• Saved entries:
--- BEGIN ---

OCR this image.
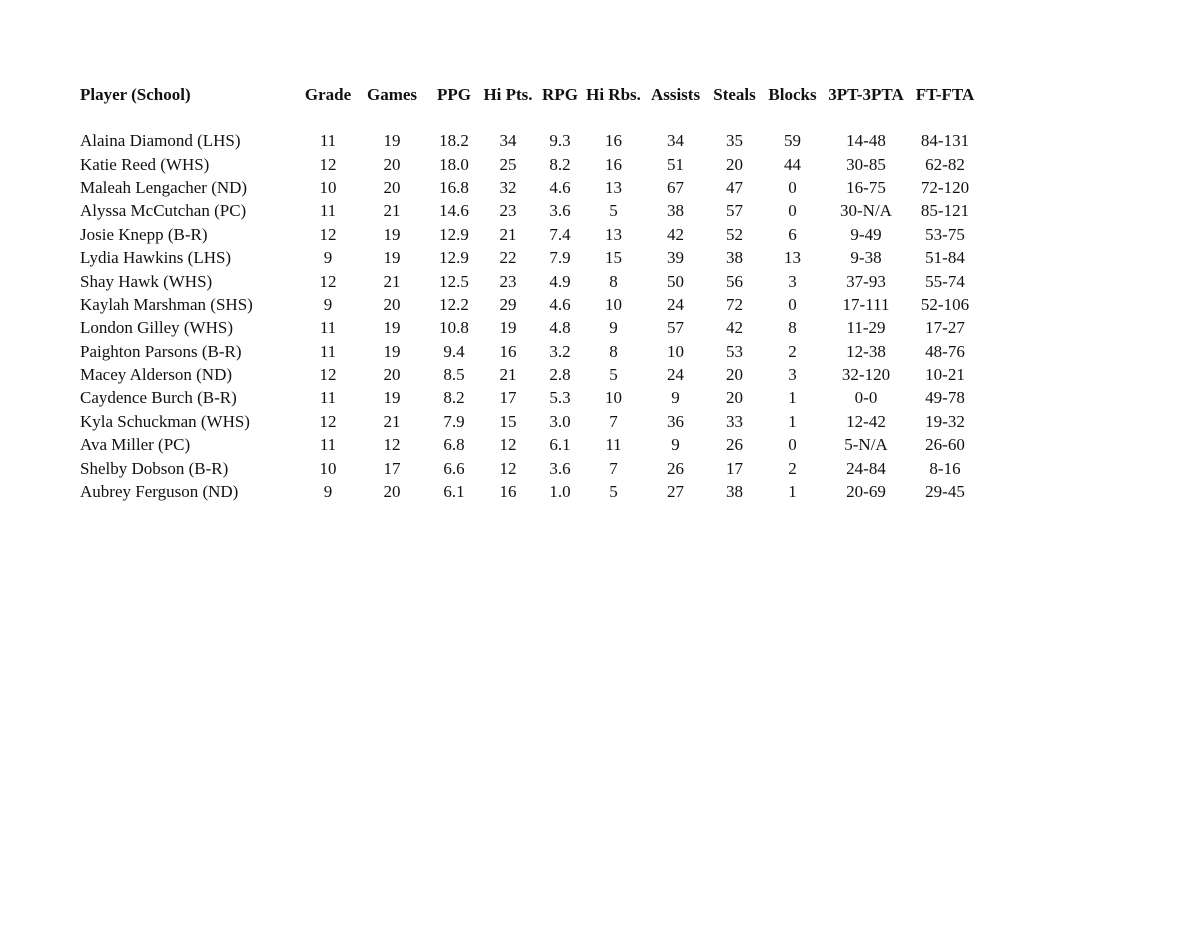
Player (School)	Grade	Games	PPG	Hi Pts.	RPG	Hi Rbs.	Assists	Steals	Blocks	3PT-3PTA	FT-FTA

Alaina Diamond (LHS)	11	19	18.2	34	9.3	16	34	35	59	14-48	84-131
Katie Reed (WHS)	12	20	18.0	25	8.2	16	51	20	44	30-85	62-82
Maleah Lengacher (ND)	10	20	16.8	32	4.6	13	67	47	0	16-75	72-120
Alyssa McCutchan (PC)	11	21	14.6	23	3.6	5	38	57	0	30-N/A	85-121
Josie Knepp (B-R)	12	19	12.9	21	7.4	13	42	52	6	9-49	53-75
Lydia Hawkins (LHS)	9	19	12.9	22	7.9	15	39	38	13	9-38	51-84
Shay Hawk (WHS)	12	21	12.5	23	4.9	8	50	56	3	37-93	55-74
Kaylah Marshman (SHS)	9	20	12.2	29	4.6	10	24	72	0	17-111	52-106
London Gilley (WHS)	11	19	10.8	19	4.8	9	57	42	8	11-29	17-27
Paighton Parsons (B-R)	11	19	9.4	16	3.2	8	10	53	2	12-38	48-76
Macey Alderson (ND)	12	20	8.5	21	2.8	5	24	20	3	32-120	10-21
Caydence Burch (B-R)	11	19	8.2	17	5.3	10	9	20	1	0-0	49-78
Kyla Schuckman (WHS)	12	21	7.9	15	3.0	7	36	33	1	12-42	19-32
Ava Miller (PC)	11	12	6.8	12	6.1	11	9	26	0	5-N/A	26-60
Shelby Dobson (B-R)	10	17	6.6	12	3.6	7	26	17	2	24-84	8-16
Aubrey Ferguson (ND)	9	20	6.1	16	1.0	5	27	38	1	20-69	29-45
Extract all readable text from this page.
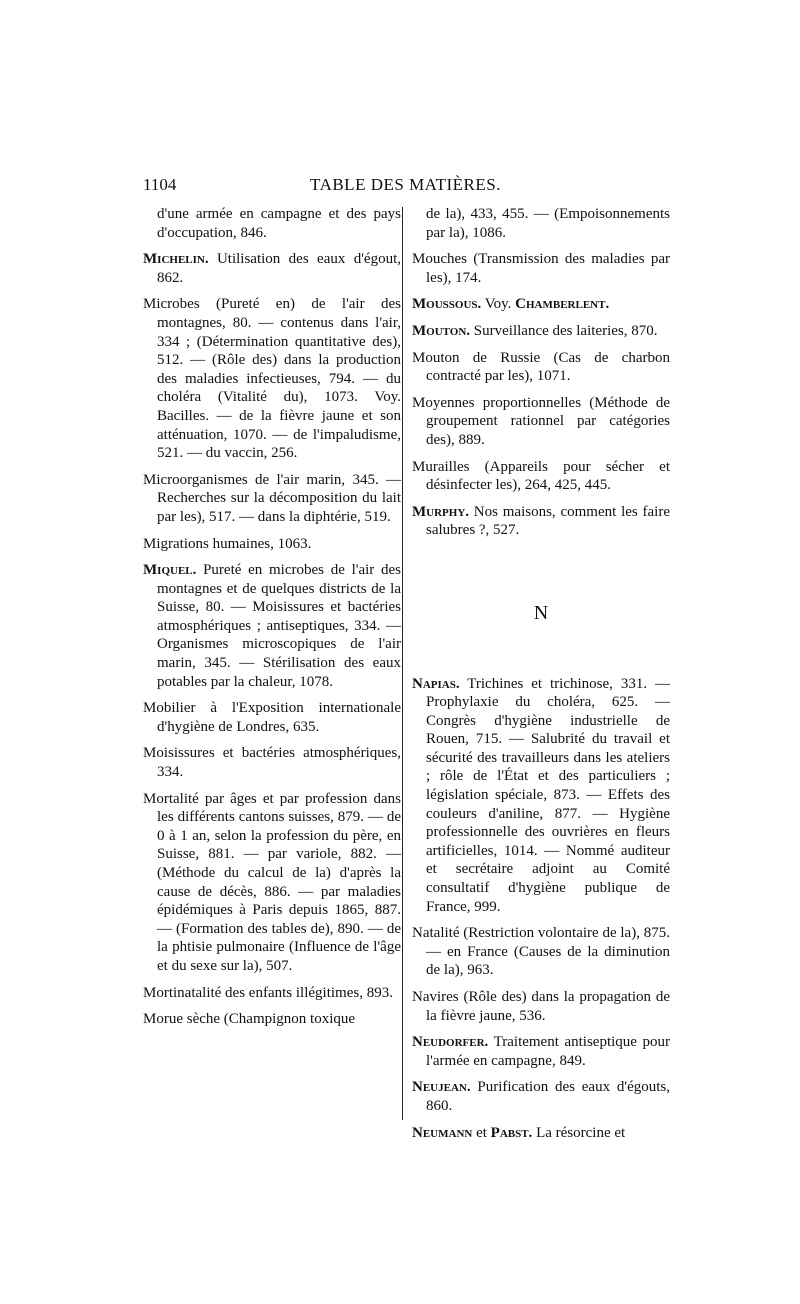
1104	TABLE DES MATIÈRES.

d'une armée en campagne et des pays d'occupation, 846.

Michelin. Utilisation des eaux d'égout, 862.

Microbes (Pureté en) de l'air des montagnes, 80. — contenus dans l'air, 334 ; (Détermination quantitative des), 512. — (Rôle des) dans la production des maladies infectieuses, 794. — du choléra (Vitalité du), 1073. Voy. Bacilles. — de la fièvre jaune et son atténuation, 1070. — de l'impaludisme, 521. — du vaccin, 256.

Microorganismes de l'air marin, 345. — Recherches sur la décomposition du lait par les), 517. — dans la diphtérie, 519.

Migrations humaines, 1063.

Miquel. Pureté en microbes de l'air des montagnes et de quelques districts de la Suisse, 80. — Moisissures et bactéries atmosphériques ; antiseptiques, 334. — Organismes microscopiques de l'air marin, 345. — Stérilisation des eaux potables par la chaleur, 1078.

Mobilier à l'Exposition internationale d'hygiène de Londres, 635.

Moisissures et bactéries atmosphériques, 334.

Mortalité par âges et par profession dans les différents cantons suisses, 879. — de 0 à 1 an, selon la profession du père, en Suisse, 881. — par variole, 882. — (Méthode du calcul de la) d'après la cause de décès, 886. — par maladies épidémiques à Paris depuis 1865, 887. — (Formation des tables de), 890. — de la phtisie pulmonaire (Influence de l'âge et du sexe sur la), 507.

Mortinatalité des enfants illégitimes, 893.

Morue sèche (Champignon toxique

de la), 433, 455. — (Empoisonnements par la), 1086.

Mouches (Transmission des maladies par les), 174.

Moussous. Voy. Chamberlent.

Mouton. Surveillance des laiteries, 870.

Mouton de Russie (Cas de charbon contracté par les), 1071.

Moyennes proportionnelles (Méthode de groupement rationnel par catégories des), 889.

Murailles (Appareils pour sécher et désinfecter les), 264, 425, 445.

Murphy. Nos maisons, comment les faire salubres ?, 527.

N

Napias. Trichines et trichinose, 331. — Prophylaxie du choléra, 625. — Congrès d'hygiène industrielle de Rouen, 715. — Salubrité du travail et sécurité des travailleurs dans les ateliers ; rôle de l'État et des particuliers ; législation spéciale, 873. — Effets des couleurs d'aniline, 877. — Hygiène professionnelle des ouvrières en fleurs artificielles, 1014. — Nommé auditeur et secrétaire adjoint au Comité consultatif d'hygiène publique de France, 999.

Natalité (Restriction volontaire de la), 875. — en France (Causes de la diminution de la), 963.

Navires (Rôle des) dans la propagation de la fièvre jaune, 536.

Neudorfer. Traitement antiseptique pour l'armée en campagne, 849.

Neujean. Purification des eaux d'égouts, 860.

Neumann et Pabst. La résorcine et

--- END ---

• INSTRUCTIONS TO FOLLOW: Within the data above, pick out all lines holding the word "pour".

• TASK OUTPUT:
Murailles (Appareils pour sécher et désinfecter les), 264, 425, 445.
Neudorfer. Traitement antiseptique pour l'armée en campagne, 849.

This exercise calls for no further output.